ОТРЫВОК ТЕКСТА
▼
Демон и Лабиринт — страница 19 из 77

Стратификация «диаграмматических полей» в языке подобна процессу «разделения», которому подвергаются интенсивности у Лиотара.

Делез вернулся к определению диаграммы в своей книге о Мишеле Фуко. Здесь он несколько изменил перспективу. Диаграмма в эссе о Фуко прежде всего связана с социальным полем, состоящим из артикулируемых «утверждений» (например, законы) и неартикулируемых видимостей (например, тюрьма, в которой дисциплинарность принимает форму паноптизма). Диаграмма в подобной перспективе — это след пересечения таких, казалось бы, не соединимых между собой образований. Это рисунок, создаваемый точками приложения различных социальных сил, каждая из которых явлена в иной семиотической или энергетической страте. Здесь Делез говорит о диаграмматической множественности, или диаграмматическом многообразии.
▲
ИСХОДНЫЕ ЗАПИСИ
▼
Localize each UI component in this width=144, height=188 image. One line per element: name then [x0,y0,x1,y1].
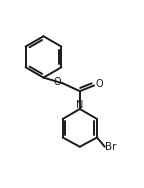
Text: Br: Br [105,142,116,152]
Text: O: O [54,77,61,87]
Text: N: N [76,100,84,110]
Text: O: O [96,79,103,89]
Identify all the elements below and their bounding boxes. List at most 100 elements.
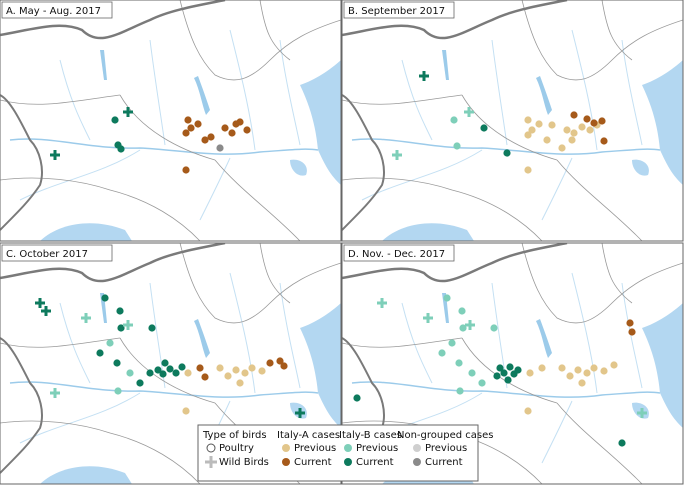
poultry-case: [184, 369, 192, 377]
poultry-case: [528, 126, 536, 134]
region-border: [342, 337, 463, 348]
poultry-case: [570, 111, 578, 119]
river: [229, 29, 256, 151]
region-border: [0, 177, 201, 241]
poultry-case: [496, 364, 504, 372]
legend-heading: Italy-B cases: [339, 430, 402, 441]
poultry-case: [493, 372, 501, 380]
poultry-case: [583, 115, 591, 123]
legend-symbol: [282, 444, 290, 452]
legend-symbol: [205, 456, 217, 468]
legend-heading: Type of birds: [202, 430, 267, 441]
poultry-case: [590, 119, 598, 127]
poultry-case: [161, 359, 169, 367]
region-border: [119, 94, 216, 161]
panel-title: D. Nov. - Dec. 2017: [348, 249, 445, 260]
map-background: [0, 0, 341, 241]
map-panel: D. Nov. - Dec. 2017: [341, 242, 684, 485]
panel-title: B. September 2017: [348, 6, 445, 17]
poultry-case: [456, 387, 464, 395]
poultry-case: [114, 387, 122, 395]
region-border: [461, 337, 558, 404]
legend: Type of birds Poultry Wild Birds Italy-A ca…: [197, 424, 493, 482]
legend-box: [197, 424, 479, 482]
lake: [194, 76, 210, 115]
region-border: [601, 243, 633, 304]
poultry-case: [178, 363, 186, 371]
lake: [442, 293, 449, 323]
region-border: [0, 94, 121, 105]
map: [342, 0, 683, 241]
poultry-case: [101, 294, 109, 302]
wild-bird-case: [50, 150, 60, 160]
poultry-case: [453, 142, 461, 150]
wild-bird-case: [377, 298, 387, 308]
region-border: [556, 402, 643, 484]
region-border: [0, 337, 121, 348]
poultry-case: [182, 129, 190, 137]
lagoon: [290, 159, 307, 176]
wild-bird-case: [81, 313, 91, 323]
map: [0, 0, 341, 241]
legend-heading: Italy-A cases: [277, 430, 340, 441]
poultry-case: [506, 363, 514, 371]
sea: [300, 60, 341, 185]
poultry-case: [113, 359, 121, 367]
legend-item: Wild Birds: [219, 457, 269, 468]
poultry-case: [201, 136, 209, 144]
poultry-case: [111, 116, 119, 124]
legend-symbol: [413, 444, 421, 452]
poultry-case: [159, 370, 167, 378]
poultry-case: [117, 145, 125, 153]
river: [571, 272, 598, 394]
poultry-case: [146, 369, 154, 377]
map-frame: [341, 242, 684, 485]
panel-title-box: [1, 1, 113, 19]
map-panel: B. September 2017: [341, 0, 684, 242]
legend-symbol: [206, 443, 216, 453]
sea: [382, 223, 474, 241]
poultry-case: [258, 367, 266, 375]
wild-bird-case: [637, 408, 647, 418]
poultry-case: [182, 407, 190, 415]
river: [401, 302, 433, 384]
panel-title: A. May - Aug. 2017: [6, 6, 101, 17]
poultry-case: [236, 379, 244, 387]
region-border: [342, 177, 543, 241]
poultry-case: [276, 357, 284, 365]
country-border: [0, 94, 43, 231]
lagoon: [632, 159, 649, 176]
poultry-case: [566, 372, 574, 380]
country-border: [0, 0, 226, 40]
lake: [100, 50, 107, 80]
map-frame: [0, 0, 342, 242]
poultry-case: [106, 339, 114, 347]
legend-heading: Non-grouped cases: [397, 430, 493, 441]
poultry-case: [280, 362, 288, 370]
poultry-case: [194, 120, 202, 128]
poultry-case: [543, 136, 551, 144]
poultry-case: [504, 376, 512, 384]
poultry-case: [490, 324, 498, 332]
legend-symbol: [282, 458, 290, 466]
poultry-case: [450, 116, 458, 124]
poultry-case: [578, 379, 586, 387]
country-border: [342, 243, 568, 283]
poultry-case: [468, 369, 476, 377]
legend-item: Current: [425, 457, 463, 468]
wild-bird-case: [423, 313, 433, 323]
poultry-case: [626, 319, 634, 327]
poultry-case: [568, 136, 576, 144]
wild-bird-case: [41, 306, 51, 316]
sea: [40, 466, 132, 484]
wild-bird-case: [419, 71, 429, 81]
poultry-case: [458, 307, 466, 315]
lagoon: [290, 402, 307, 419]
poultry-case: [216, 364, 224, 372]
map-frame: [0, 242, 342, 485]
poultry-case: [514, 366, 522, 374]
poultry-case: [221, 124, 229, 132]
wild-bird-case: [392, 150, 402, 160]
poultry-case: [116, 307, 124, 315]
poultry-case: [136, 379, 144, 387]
▲
ЧТО НУЖНО СДЕЛАТЬ
**1)** Почему в отрывке о диаграмме у Делеза диаграмма в эссе о Фуко названа «следом пересечения»? Ответьте в одном–трех предложениях.
**2)** Напишите продолжение отрывка о диаграмме у Делеза, начиная после его последней фразы.

ОТВЕТЫ ПО ЗАДАНИЯМ
**1)** В эссе о Фуко диаграмма связана с социальным полем. Это поле состоит из артикулируемых «утверждений» (например, законов) и неартикулируемых видимостей (например, тюрьмы). Диаграмма возникает там, где пересекаются эти, казалось бы, несоединимые образования, как рисунок из точек приложения социальных сил, каждая из которых явлена в своей страте.

**2)**
Диаграммы создают единство социального поля, которое без них оказалось бы просто пространством дисперсии и нереализованных потенций. По существу, они являются некими континуумами, которые в дальнейшем подвергаются «раздвоению» на артикулируемое и видимое. Они — неформализованные общие причины. Так же как «Я» при расслоении интенсивностей раздваивается на «Я» — адресата сообщения и «Я» — дешифровщика знаков, социальная диаграмма расслаивается на мир видимого и мир артикулируемого. «Что же такое диаграмма? — спрашивает Делез. — Это демонстрация отношений между силами, конституирующими власть… » (Делез 1988:36). Это определение прежде всего относится к сфере приложения интересов Фуко, к сфере отношений власти, но оно имеет и более широкое значение. Делез дает еще одну существенную дефиницию: «Диаграмма — это более не аудио- и не визуальный архив, но карта, картография, совпадающая со всем социальным полем» (Делез 1988:34).

Проблематика данной работы не выходит за рамки художественных текстов и телесности. В мою задачу не входит рассмотрение понятия диаграммы в столь широком социальном смысле, хотя, конечно, многие из рассмотренных вариантов телесности — Голядкин, Башмачкин, «субъект» Рильке — тесно связаны с проблематикой власти. Все они — тела, испытывающие на себе давление социальных сил, которые так или иначе ответственны за конвульсивность их поведения. Конечно, «патологический» миметизм Чичикова или Хлестакова — явление не только текстовое или телесное, но и социальное[29].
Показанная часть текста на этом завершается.